>> start

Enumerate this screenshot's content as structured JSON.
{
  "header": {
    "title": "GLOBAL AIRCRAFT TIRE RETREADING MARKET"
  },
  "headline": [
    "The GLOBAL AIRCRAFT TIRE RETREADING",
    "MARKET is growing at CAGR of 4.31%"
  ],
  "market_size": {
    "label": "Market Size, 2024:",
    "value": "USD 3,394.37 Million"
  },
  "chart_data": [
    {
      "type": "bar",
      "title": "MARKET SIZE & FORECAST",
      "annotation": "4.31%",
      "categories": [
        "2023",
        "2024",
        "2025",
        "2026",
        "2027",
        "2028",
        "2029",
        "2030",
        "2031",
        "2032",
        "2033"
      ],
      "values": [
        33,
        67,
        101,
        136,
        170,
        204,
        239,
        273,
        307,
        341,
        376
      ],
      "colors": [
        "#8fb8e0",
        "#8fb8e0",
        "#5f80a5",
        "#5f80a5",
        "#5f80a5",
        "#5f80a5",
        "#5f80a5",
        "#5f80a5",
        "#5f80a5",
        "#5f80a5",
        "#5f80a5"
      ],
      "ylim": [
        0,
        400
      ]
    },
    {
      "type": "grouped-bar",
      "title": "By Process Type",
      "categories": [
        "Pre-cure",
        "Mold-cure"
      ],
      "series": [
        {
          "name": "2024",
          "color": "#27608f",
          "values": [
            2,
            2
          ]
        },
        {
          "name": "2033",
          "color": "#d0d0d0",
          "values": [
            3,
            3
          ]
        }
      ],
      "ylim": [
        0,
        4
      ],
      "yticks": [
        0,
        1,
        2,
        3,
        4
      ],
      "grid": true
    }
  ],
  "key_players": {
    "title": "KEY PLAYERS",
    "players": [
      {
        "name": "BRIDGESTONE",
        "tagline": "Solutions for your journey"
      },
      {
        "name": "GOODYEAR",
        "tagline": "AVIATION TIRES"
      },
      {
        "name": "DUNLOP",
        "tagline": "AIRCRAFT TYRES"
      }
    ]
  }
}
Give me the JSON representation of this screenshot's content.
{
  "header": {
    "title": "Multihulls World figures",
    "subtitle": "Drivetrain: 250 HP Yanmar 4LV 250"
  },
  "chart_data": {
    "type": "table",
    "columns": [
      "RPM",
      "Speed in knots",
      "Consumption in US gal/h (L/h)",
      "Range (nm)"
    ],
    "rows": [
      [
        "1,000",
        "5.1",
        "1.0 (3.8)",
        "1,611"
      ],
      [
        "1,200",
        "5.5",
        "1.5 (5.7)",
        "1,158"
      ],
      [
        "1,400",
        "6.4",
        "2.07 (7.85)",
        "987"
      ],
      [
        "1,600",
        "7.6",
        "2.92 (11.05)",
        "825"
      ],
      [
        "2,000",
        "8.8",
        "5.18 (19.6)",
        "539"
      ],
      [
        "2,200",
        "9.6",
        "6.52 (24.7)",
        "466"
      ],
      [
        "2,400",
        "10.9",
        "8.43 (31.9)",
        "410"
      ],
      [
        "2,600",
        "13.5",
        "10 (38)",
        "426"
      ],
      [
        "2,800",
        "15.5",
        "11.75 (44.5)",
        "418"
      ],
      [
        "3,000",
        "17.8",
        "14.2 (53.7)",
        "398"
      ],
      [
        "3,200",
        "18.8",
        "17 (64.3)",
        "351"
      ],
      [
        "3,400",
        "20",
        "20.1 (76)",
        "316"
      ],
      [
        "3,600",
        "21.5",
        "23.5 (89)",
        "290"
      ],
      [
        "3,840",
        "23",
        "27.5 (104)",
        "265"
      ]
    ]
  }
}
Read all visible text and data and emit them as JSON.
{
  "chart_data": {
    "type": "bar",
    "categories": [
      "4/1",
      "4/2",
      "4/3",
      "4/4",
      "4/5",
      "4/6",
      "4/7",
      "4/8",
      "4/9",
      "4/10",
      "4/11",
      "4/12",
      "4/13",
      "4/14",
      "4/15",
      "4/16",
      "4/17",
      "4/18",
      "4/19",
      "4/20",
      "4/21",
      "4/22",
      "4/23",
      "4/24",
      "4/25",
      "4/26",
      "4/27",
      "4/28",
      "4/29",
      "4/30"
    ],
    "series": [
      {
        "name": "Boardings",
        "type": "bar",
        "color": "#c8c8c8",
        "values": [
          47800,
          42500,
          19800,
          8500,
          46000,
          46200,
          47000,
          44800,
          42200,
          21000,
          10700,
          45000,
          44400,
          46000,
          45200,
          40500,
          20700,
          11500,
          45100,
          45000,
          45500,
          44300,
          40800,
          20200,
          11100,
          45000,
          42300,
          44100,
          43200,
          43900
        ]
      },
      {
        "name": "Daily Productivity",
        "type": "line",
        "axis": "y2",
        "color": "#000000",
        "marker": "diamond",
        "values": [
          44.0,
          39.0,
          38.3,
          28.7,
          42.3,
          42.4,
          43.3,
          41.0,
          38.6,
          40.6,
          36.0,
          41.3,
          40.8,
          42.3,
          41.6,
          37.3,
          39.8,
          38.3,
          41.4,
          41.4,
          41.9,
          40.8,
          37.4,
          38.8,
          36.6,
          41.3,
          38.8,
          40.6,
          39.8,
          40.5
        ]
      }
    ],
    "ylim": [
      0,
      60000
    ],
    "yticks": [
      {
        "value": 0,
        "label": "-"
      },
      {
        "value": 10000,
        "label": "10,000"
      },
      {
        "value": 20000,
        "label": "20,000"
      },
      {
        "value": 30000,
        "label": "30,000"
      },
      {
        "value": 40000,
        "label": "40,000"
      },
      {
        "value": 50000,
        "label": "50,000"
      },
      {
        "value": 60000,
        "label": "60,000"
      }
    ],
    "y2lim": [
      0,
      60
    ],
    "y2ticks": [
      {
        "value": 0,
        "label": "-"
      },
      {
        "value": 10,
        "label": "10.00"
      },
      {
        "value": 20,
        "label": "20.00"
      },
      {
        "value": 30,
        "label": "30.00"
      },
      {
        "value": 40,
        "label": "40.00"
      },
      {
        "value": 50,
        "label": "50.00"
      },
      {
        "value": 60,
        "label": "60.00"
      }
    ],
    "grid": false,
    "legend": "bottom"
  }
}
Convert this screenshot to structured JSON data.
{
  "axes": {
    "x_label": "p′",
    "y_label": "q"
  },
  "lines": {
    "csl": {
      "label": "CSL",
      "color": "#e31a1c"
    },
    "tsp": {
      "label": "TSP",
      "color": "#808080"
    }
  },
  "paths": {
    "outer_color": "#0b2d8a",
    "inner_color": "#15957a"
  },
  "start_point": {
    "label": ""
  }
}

>> end

§ Problem statement: Gather up every line from the listing above in which the word "this" occurs.

§ Exercise output:
Enumerate this screenshot's content as structured JSON.
Give me the JSON representation of this screenshot's content.
Convert this screenshot to structured JSON data.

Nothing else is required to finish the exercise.